(EXERCISE AIM): Reproduce the records. Keep every word exact and include no images.

(MATERIAL TO PROCESS):
--- Start ---

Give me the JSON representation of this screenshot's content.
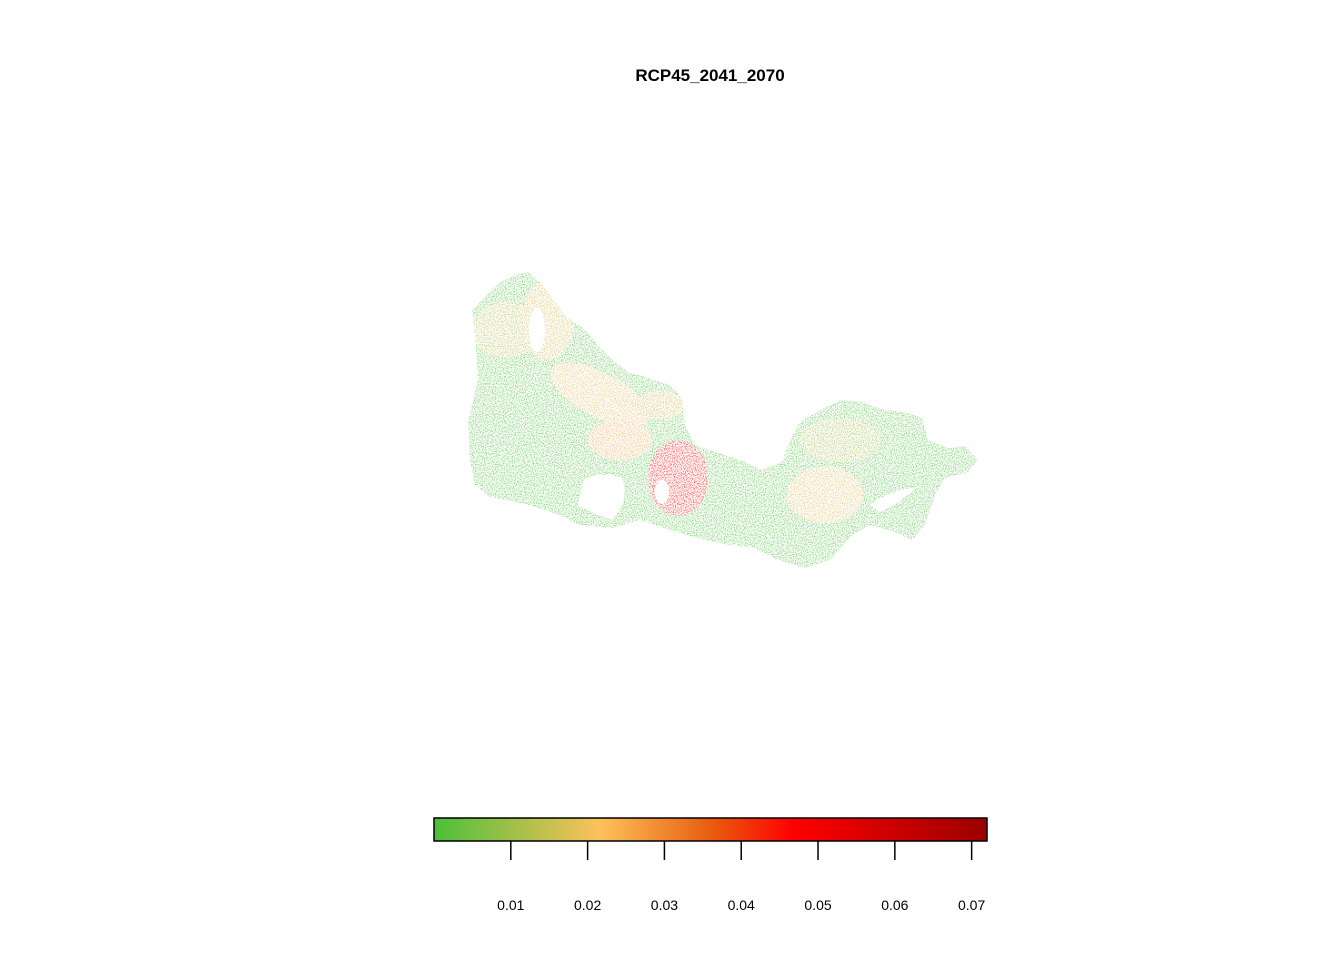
{
  "title": "RCP45_2041_2070",
  "colors": {
    "low": "#4cbf3a",
    "mid_low": "#b5bd45",
    "mid": "#fdc15a",
    "mid_high": "#e85d10",
    "high": "#ff0000",
    "max": "#9b0000"
  },
  "legend": {
    "min": 0.0,
    "max": 0.072,
    "ticks": [
      {
        "value": 0.01,
        "label": "0.01"
      },
      {
        "value": 0.02,
        "label": "0.02"
      },
      {
        "value": 0.03,
        "label": "0.03"
      },
      {
        "value": 0.04,
        "label": "0.04"
      },
      {
        "value": 0.05,
        "label": "0.05"
      },
      {
        "value": 0.06,
        "label": "0.06"
      },
      {
        "value": 0.07,
        "label": "0.07"
      }
    ]
  }
}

--- End ---

(RESULT OF THE EXERCISE):
Give me the JSON representation of this screenshot's content.
{
  "title": "RCP45_2041_2070",
  "colors": {
    "low": "#4cbf3a",
    "mid_low": "#b5bd45",
    "mid": "#fdc15a",
    "mid_high": "#e85d10",
    "high": "#ff0000",
    "max": "#9b0000"
  },
  "legend": {
    "min": 0.0,
    "max": 0.072,
    "ticks": [
      {
        "value": 0.01,
        "label": "0.01"
      },
      {
        "value": 0.02,
        "label": "0.02"
      },
      {
        "value": 0.03,
        "label": "0.03"
      },
      {
        "value": 0.04,
        "label": "0.04"
      },
      {
        "value": 0.05,
        "label": "0.05"
      },
      {
        "value": 0.06,
        "label": "0.06"
      },
      {
        "value": 0.07,
        "label": "0.07"
      }
    ]
  }
}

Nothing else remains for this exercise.